> [Work instructions]
Check each line below for the word "grid", and copy those that have it.

(Rows from a figure dataset)
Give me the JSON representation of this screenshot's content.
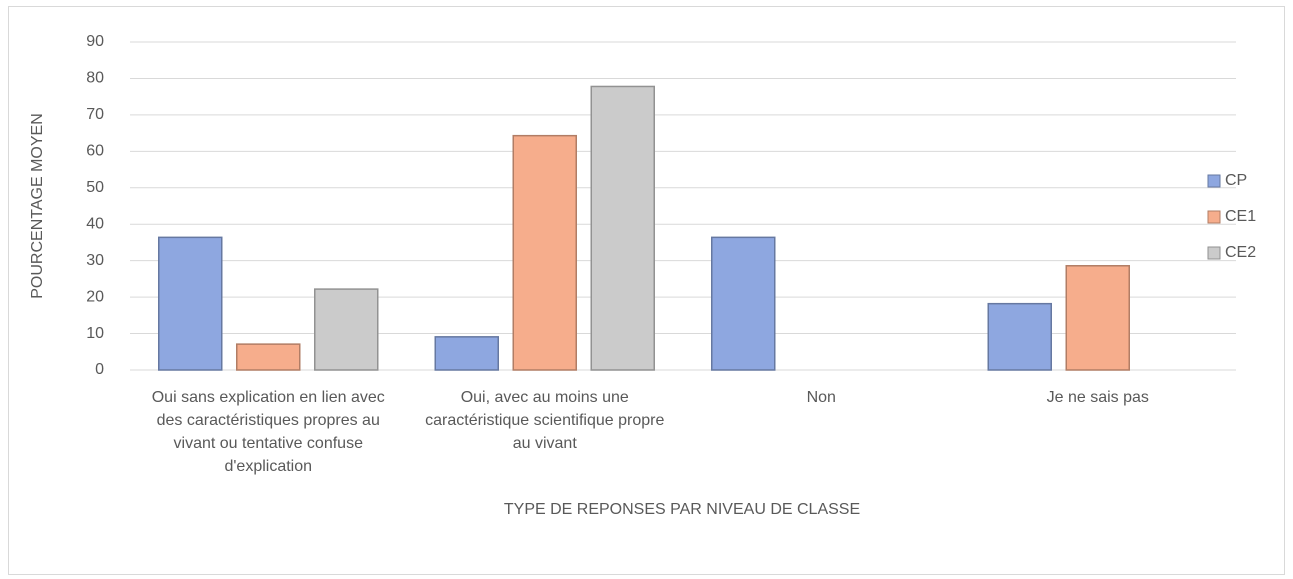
{
  "chart_data": {
    "type": "bar",
    "x_label": "TYPE DE REPONSES PAR NIVEAU DE CLASSE",
    "y_label": "POURCENTAGE MOYEN",
    "categories": [
      "Oui  sans explication en lien avec des caractéristiques propres au vivant ou tentative confuse d'explication",
      "Oui, avec au moins une caractéristique scientifique propre au vivant",
      "Non",
      "Je ne sais pas"
    ],
    "series": [
      {
        "name": "CP",
        "color": "#8ea7e0",
        "values": [
          36.4,
          9.1,
          36.4,
          18.2
        ]
      },
      {
        "name": "CE1",
        "color": "#f6ad8c",
        "values": [
          7.1,
          64.3,
          0,
          28.6
        ]
      },
      {
        "name": "CE2",
        "color": "#cbcbcb",
        "values": [
          22.2,
          77.8,
          0,
          0
        ]
      }
    ],
    "ylim": [
      0,
      90
    ],
    "yticks": [
      0,
      10,
      20,
      30,
      40,
      50,
      60,
      70,
      80,
      90
    ],
    "grid": true,
    "legend": "right"
  }
}
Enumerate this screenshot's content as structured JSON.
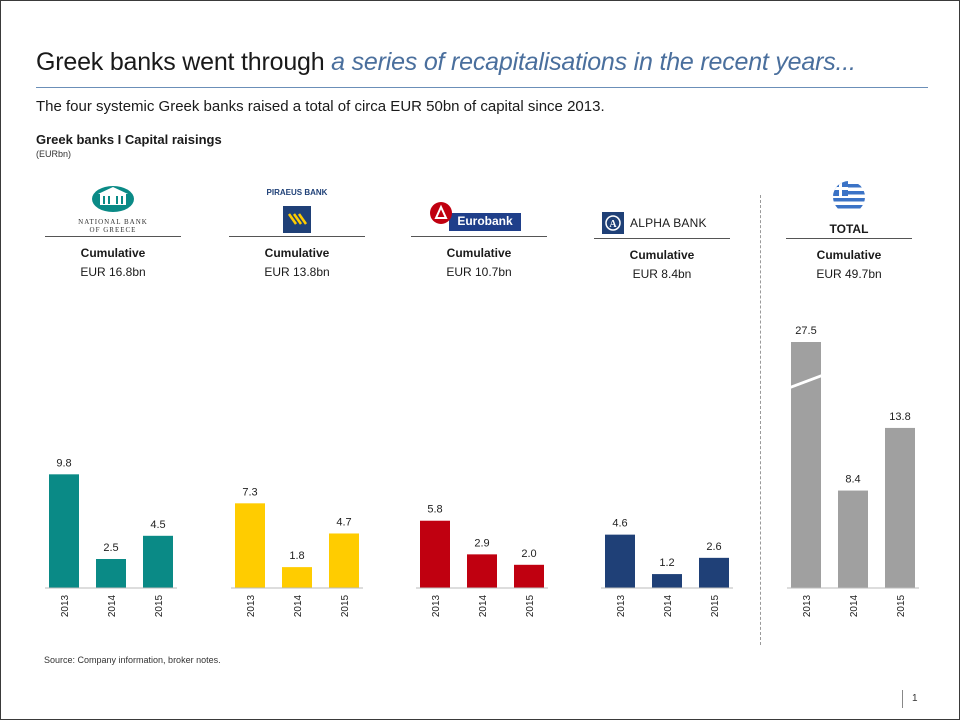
{
  "slide": {
    "title_main": "Greek banks went through ",
    "title_highlight": "a series of recapitalisations in the recent years...",
    "subtitle": "The four systemic Greek banks raised a total of circa EUR 50bn of capital since 2013.",
    "chart_title": "Greek banks I Capital raisings",
    "chart_unit": "(EURbn)",
    "source": "Source: Company information, broker notes.",
    "page_number": "1"
  },
  "banks": [
    {
      "logo_line1": "NATIONAL BANK",
      "logo_line2": "OF GREECE",
      "cumulative_label": "Cumulative",
      "cumulative_value": "EUR 16.8bn",
      "color": "#0a8a86"
    },
    {
      "logo_text": "PIRAEUS BANK",
      "cumulative_label": "Cumulative",
      "cumulative_value": "EUR 13.8bn",
      "color": "#ffcc00"
    },
    {
      "logo_text": "Eurobank",
      "cumulative_label": "Cumulative",
      "cumulative_value": "EUR 10.7bn",
      "color": "#c00010"
    },
    {
      "logo_text": "ALPHA BANK",
      "cumulative_label": "Cumulative",
      "cumulative_value": "EUR 8.4bn",
      "color": "#1f4077"
    },
    {
      "logo_text": "TOTAL",
      "cumulative_label": "Cumulative",
      "cumulative_value": "EUR 49.7bn",
      "color": "#a0a0a0"
    }
  ],
  "chart_data": {
    "type": "bar",
    "title": "Greek banks I Capital raisings",
    "unit": "(EURbn)",
    "categories": [
      "2013",
      "2014",
      "2015"
    ],
    "series": [
      {
        "name": "NATIONAL BANK OF GREECE",
        "values": [
          9.8,
          2.5,
          4.5
        ]
      },
      {
        "name": "PIRAEUS BANK",
        "values": [
          7.3,
          1.8,
          4.7
        ]
      },
      {
        "name": "Eurobank",
        "values": [
          5.8,
          2.9,
          2.0
        ]
      },
      {
        "name": "ALPHA BANK",
        "values": [
          4.6,
          1.2,
          2.6
        ]
      },
      {
        "name": "TOTAL",
        "values": [
          27.5,
          8.4,
          13.8
        ]
      }
    ],
    "value_labels": [
      [
        "9.8",
        "2.5",
        "4.5"
      ],
      [
        "7.3",
        "1.8",
        "4.7"
      ],
      [
        "5.8",
        "2.9",
        "2.0"
      ],
      [
        "4.6",
        "1.2",
        "2.6"
      ],
      [
        "27.5",
        "8.4",
        "13.8"
      ]
    ],
    "axis_break": {
      "series_index": 4,
      "category_index": 0
    }
  }
}
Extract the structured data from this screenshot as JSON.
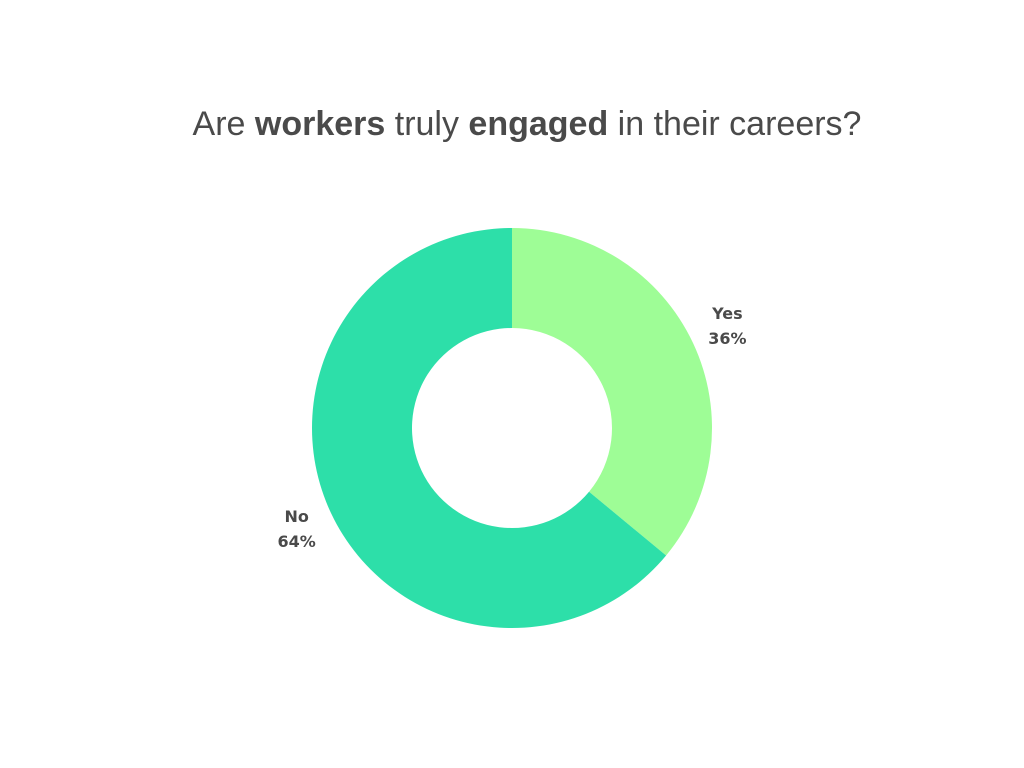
{
  "chart_data": {
    "type": "donut",
    "title": [
      "Are ",
      "workers",
      " truly ",
      "engaged",
      " in their careers?"
    ],
    "title_bold": [
      false,
      true,
      false,
      true,
      false
    ],
    "categories": [
      "Yes",
      "No"
    ],
    "values": [
      36,
      64
    ],
    "value_labels": [
      "36%",
      "64%"
    ],
    "colors": [
      "#9efd96",
      "#2ddfa9"
    ]
  }
}
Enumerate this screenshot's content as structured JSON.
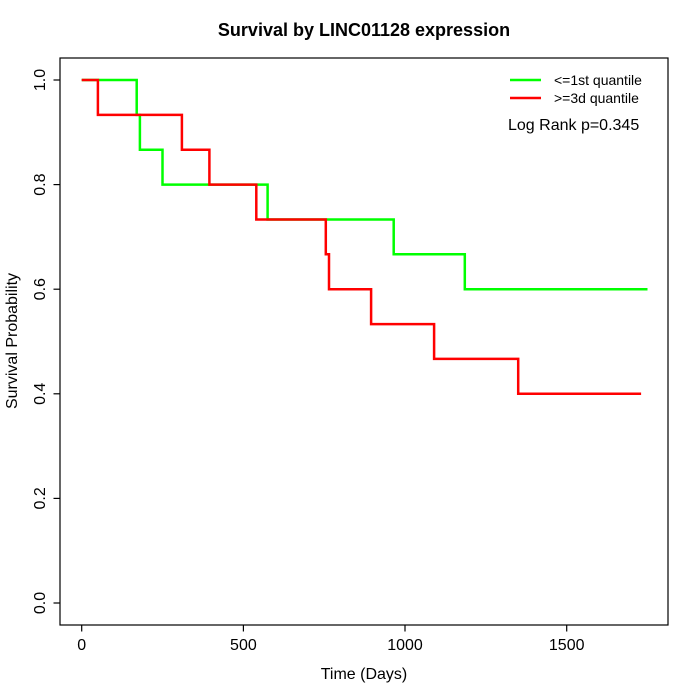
{
  "chart_data": {
    "type": "line",
    "variant": "kaplan_meier_step",
    "title": "Survival by LINC01128 expression",
    "xlabel": "Time (Days)",
    "ylabel": "Survival Probability",
    "x_ticks": [
      "0",
      "500",
      "1000",
      "1500"
    ],
    "y_ticks": [
      "0.0",
      "0.2",
      "0.4",
      "0.6",
      "0.8",
      "1.0"
    ],
    "xlim": [
      0,
      1750
    ],
    "ylim": [
      0,
      1
    ],
    "grid": false,
    "legend_position": "top-right",
    "annotation": "Log Rank p=0.345",
    "series": [
      {
        "name": "<=1st quantile",
        "color": "#00ff00",
        "points": [
          {
            "t": 0,
            "s": 1.0
          },
          {
            "t": 170,
            "s": 0.9333
          },
          {
            "t": 180,
            "s": 0.8667
          },
          {
            "t": 250,
            "s": 0.8
          },
          {
            "t": 575,
            "s": 0.7333
          },
          {
            "t": 965,
            "s": 0.6667
          },
          {
            "t": 1185,
            "s": 0.6
          }
        ],
        "end_time": 1750,
        "final_survival": 0.6
      },
      {
        "name": ">=3d quantile",
        "color": "#ff0000",
        "points": [
          {
            "t": 0,
            "s": 1.0
          },
          {
            "t": 50,
            "s": 0.9333
          },
          {
            "t": 310,
            "s": 0.8667
          },
          {
            "t": 395,
            "s": 0.8
          },
          {
            "t": 540,
            "s": 0.7333
          },
          {
            "t": 755,
            "s": 0.6667
          },
          {
            "t": 765,
            "s": 0.6
          },
          {
            "t": 895,
            "s": 0.5333
          },
          {
            "t": 1090,
            "s": 0.4667
          },
          {
            "t": 1350,
            "s": 0.4
          }
        ],
        "end_time": 1730,
        "final_survival": 0.4
      }
    ]
  }
}
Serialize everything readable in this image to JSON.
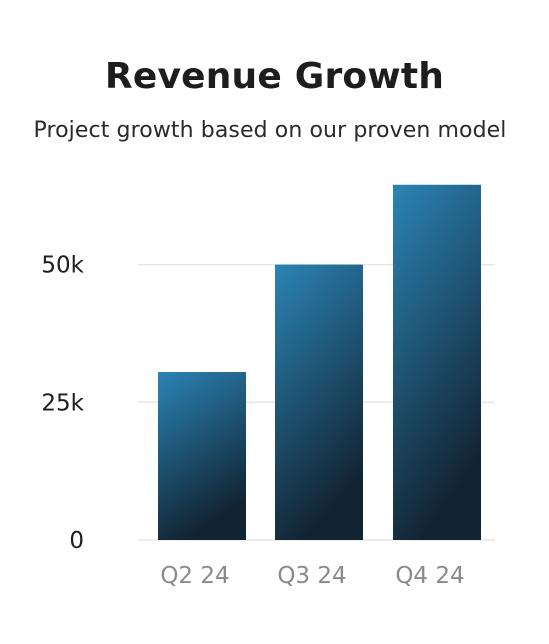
{
  "chart_data": {
    "type": "bar",
    "title": "Revenue Growth",
    "subtitle": "Project growth based on our proven model",
    "categories": [
      "Q2 24",
      "Q3 24",
      "Q4 24"
    ],
    "values": [
      30500,
      50000,
      64500
    ],
    "yticks": [
      {
        "value": 0,
        "label": "0"
      },
      {
        "value": 25000,
        "label": "25k"
      },
      {
        "value": 50000,
        "label": "50k"
      }
    ],
    "ylim": [
      0,
      65000
    ],
    "xlabel": "",
    "ylabel": "",
    "grid": true,
    "colors": {
      "bar_top": "#2b84b6",
      "bar_bottom": "#122331",
      "grid": "#e6e6e6"
    }
  }
}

> [Expected answer]
    "grid": true,
    "grid": false,
    "grid": true,
      "grid": "#e6e6e6"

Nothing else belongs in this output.